**DIRECTIONS FOR THIS TASK:** Pull out every line below that holds the word "JSON".

● ● ● ● ● ● ●

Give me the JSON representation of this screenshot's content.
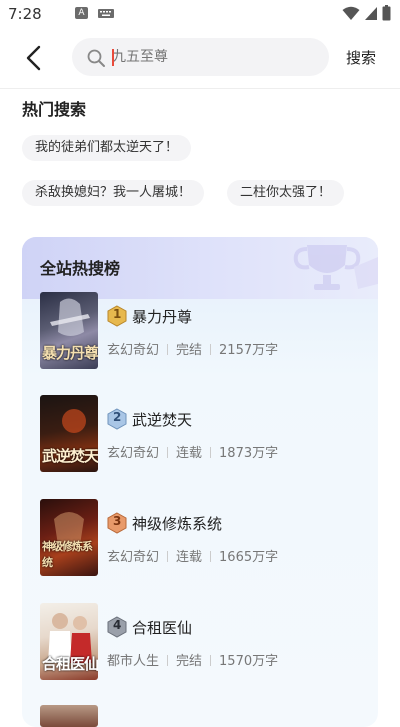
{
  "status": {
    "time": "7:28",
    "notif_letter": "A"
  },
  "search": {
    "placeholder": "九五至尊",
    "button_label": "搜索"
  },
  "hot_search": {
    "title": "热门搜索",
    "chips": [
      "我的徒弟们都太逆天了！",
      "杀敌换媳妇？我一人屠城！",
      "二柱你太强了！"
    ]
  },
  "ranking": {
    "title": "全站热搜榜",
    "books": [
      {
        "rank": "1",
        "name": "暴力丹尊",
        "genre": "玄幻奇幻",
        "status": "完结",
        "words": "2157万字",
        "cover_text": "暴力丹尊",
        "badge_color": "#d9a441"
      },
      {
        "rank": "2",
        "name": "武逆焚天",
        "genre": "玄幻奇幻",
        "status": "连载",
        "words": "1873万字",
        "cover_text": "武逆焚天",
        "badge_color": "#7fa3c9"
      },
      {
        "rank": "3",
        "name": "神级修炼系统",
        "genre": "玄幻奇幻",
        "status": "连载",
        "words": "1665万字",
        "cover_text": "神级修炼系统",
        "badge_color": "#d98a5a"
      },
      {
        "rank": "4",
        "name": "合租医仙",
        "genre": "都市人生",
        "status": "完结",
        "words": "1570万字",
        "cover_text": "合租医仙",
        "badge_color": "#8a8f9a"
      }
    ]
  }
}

● ● ● ● ● ● ●

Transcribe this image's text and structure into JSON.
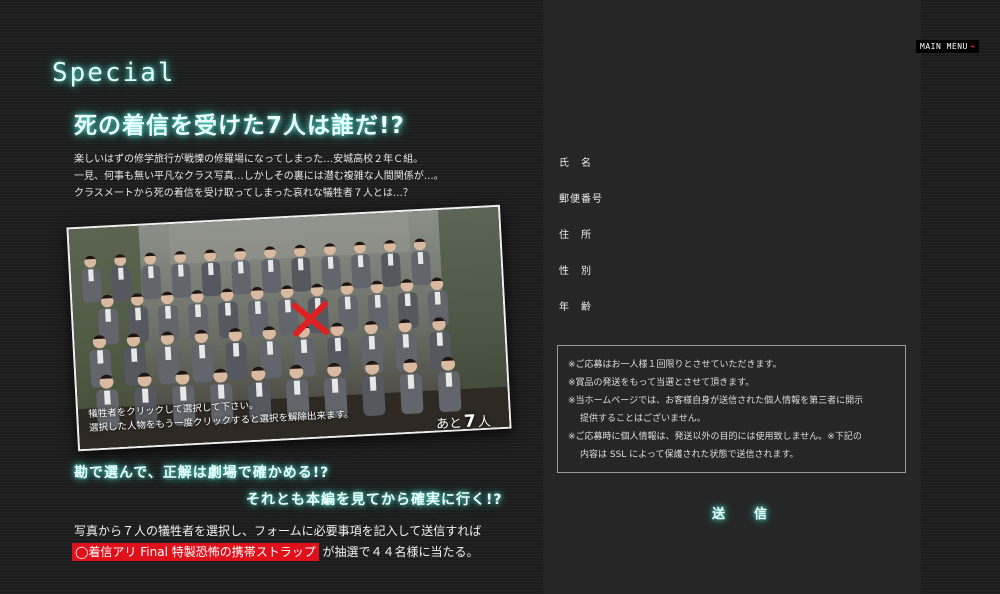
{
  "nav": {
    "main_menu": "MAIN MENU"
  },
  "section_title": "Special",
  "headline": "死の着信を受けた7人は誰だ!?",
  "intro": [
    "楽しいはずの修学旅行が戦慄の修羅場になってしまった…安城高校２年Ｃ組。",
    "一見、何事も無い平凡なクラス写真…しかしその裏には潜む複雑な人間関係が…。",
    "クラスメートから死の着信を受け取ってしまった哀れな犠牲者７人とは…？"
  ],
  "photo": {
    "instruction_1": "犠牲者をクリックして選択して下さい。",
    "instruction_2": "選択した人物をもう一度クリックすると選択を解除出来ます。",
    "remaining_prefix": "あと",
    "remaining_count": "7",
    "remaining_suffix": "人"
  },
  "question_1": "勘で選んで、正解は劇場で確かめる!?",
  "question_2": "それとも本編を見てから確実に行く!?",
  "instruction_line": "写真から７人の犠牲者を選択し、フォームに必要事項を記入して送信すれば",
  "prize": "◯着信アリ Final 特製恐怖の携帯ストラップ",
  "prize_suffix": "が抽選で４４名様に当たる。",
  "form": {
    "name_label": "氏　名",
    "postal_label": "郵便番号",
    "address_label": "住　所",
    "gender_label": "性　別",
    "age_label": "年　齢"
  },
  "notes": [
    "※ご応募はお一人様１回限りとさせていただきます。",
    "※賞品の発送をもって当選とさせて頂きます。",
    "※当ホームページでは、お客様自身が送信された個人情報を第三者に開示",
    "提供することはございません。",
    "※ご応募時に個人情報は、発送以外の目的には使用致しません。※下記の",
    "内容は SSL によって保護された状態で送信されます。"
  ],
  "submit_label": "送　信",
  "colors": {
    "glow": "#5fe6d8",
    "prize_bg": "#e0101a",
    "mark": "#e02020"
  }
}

● ● ● ● ● ● ●

**RESULT OF THIS TASK:**
Give me the JSON representation of this screenshot's content.
Transcribe this image's text and structure into JSON.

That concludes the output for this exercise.